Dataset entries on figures

start

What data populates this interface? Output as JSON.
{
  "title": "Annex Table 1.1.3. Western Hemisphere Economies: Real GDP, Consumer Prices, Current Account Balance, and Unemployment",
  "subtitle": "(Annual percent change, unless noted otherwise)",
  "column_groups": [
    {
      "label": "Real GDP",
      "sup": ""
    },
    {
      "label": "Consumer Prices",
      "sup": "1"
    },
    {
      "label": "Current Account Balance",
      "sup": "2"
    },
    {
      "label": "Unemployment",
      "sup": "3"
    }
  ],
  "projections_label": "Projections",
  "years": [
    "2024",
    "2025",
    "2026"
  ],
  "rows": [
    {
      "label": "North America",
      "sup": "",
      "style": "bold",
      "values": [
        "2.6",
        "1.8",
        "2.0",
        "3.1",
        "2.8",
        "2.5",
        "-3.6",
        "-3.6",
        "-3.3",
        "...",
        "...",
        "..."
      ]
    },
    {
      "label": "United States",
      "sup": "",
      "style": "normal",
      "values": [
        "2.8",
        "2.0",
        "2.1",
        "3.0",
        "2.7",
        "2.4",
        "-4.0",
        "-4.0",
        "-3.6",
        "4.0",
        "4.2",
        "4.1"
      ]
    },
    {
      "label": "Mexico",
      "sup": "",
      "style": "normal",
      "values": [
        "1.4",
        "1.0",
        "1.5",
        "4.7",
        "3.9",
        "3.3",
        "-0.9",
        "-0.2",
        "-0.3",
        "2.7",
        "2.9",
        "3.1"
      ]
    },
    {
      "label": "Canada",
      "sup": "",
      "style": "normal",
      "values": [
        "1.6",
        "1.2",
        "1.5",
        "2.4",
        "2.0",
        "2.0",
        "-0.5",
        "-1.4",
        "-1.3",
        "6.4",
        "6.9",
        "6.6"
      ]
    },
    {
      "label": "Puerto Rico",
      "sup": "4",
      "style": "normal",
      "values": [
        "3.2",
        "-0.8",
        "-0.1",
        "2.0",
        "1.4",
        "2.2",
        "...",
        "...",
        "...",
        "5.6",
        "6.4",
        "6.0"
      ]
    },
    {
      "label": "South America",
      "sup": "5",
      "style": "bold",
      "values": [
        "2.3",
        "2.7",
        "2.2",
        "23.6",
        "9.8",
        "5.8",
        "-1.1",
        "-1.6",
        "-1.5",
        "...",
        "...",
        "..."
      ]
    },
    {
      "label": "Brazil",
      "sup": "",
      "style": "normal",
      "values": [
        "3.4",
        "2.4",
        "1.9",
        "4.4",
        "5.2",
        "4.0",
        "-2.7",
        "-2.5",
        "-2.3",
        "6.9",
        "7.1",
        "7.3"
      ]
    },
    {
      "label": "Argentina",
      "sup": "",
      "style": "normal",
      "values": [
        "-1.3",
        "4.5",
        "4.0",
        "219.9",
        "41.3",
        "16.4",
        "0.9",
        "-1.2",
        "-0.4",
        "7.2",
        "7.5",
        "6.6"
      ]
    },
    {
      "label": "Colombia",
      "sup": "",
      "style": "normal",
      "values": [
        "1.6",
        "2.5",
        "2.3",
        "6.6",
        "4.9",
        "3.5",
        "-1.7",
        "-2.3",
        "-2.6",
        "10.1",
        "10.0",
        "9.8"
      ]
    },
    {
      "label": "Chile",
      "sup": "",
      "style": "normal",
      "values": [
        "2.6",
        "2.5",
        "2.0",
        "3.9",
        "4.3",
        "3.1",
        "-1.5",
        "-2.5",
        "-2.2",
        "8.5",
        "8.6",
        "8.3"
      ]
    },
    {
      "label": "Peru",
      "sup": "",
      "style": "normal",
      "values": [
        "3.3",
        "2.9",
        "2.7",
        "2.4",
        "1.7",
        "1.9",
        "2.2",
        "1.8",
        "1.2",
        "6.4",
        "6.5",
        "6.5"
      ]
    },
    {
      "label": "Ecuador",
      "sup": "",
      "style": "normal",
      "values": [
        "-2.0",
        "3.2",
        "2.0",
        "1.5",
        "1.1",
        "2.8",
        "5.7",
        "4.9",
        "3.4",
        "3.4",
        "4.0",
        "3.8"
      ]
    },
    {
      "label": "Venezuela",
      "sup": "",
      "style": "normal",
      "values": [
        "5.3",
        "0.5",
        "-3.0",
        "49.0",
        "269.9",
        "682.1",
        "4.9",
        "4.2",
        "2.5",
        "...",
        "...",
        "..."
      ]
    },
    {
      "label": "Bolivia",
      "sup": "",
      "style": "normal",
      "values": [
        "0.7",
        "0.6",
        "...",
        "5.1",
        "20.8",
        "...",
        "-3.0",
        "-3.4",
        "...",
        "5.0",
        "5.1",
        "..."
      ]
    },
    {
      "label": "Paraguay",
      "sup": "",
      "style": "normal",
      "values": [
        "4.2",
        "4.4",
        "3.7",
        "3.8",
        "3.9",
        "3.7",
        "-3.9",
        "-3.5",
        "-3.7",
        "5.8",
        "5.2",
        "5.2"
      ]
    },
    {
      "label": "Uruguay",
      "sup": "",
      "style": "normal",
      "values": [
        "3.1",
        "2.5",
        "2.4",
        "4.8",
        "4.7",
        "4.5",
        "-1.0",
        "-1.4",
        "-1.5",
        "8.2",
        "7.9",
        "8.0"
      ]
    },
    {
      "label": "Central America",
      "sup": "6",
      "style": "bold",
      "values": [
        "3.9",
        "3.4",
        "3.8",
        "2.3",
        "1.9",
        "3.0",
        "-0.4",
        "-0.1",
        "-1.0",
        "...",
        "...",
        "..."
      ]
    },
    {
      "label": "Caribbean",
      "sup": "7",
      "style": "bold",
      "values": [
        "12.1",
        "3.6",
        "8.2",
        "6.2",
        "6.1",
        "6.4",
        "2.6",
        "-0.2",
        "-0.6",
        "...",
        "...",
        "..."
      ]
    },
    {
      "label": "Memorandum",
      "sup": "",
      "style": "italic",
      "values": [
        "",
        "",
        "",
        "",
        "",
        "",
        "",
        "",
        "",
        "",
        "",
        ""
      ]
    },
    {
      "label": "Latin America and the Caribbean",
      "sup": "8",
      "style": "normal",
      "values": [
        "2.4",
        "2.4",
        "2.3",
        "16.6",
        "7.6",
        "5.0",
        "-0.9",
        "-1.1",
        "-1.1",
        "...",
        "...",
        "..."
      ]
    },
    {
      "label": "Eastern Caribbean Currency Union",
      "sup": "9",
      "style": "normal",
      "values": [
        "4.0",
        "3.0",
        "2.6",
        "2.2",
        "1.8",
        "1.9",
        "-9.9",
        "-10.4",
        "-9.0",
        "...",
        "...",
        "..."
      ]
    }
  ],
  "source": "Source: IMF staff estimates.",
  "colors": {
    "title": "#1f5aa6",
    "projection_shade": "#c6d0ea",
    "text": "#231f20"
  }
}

end

- [Aim]:
Go through the listing above and return every line where the word "Balance" occurs.

- [Answer to the problem]:
  "title": "Annex Table 1.1.3. Western Hemisphere Economies: Real GDP, Consumer Prices, Current Account Balance, and Unemployment",
      "label": "Current Account Balance",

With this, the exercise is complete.